(Records from a data source)
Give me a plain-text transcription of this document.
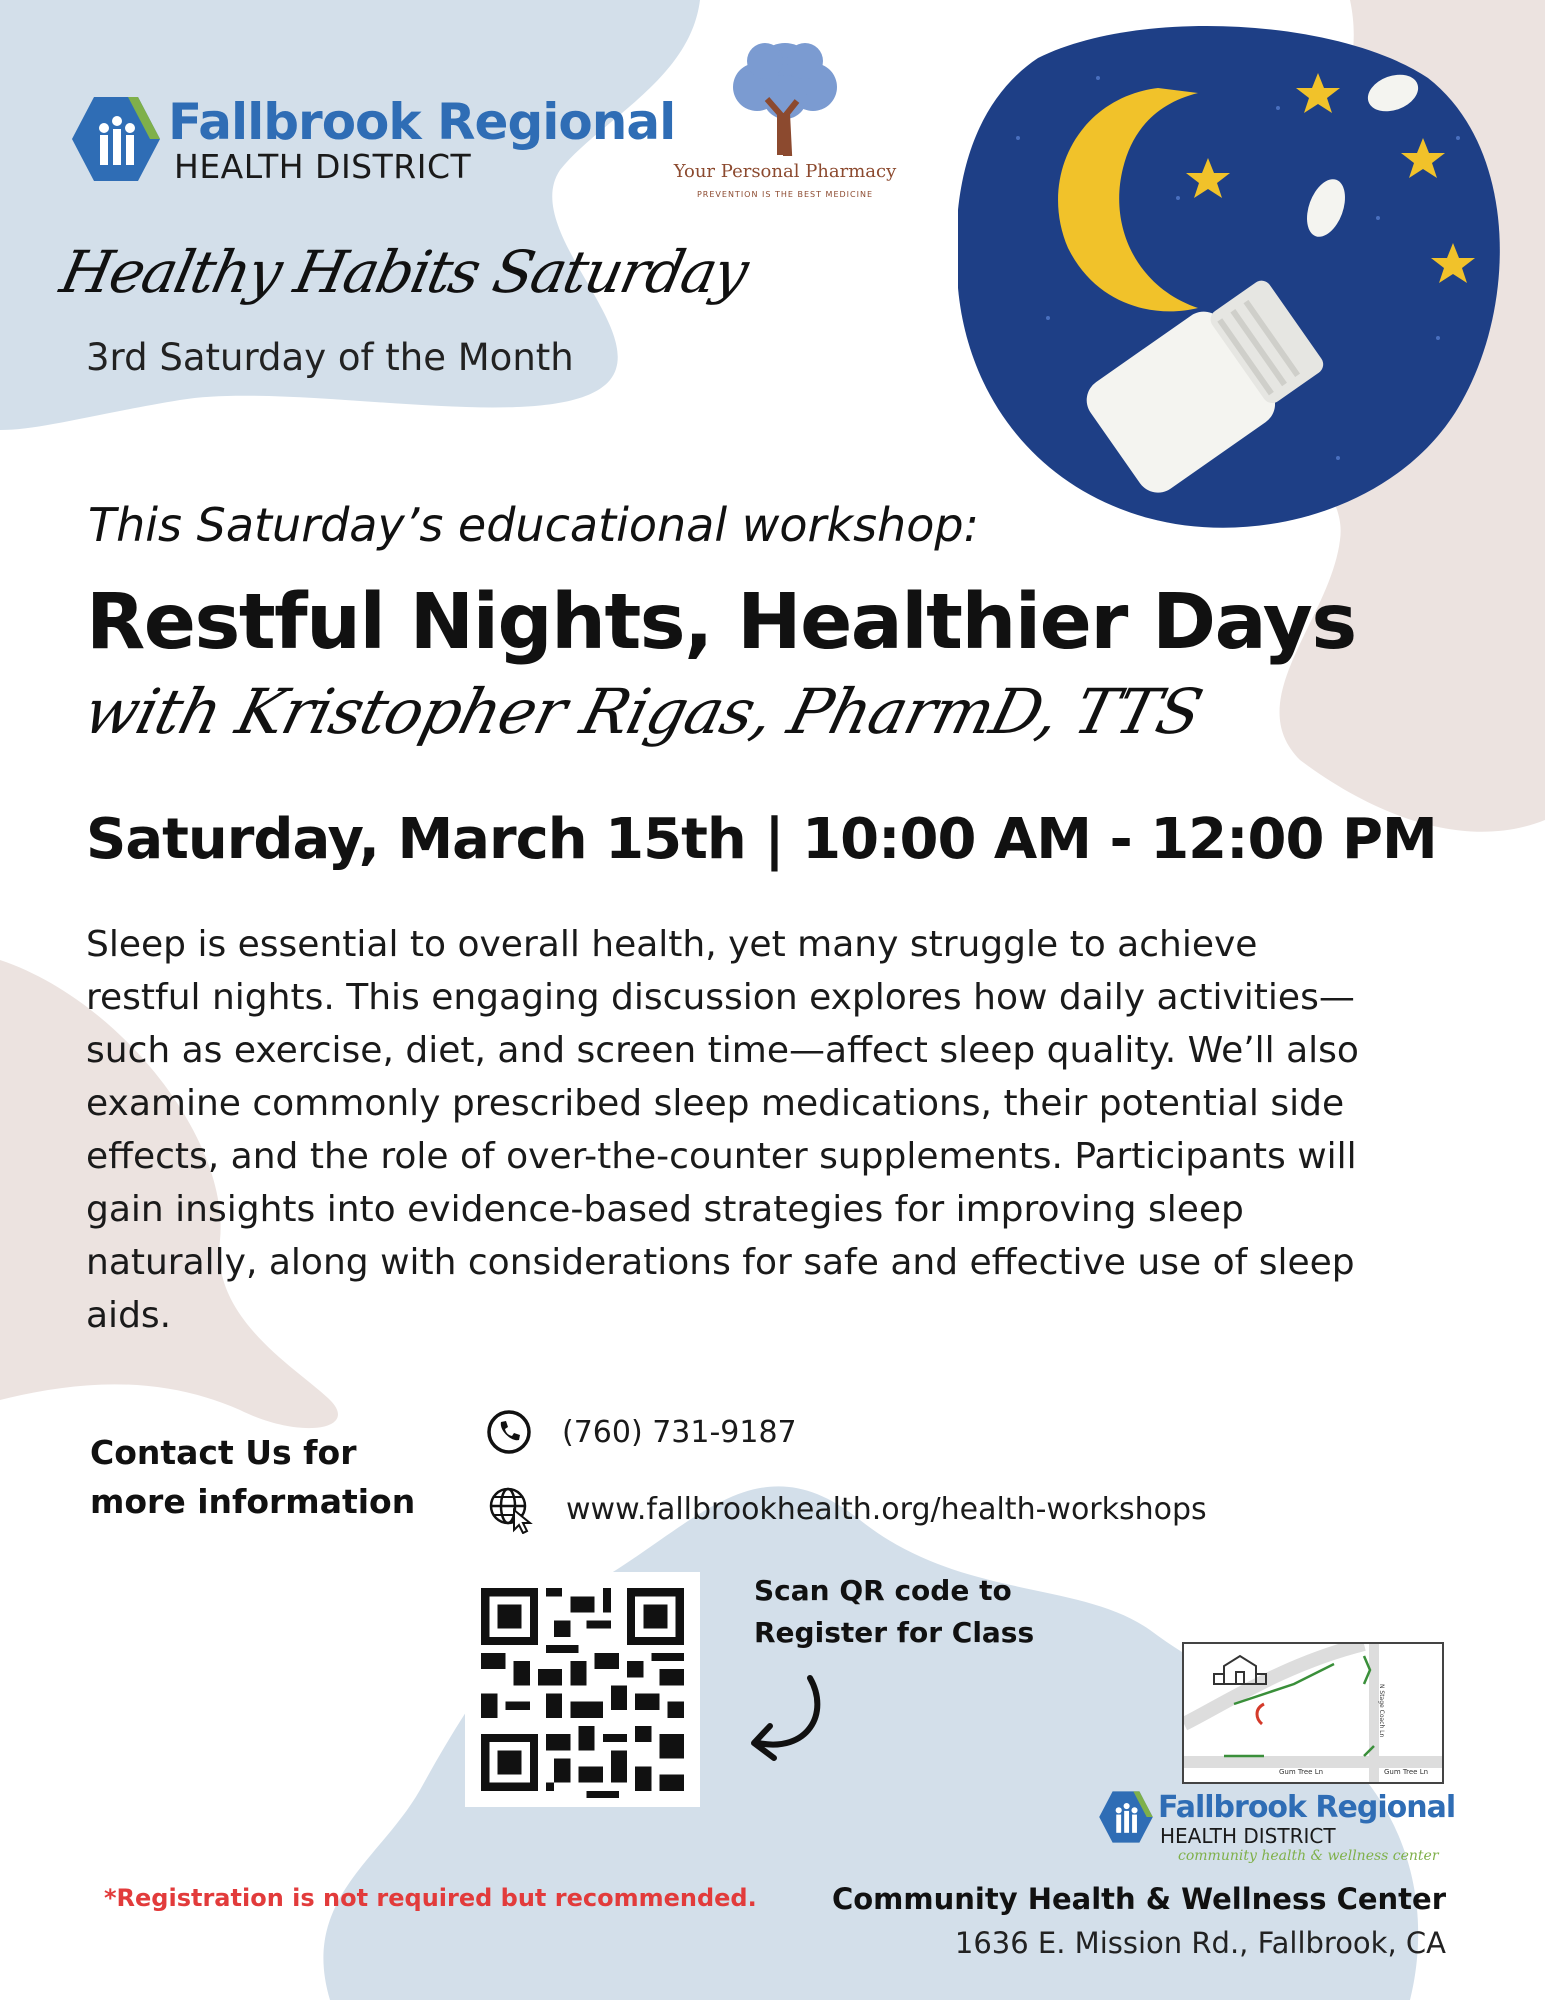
Fallbrook Regional
HEALTH DISTRICT	Your Personal Pharmacy
PREVENTION IS THE BEST MEDICINE
Healthy Habits Saturday
3rd Saturday of the Month
This Saturday’s educational workshop:
Restful Nights, Healthier Days
with Kristopher Rigas, PharmD, TTS
Saturday, March 15th | 10:00 AM - 12:00 PM
Sleep is essential to overall health, yet many struggle to achieve restful nights. This engaging discussion explores how daily activities—such as exercise, diet, and screen time—affect sleep quality. We’ll also examine commonly prescribed sleep medications, their potential side effects, and the role of over-the-counter supplements. Participants will gain insights into evidence-based strategies for improving sleep naturally, along with considerations for safe and effective use of sleep aids.
Contact Us for more information
(760) 731-9187
www.fallbrookhealth.org/health-workshops
Scan QR code to Register for Class
*Registration is not required but recommended.
N Stage Coach Ln
Gum Tree Ln	Gum Tree Ln
Fallbrook Regional
HEALTH DISTRICT
community health & wellness center
Community Health & Wellness Center
1636 E. Mission Rd., Fallbrook, CA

= Required work =
Pull out all lines in the data above that include "Saturday".

= Solution for this problem =
Healthy Habits Saturday
3rd Saturday of the Month
This Saturday’s educational workshop:
Saturday, March 15th | 10:00 AM - 12:00 PM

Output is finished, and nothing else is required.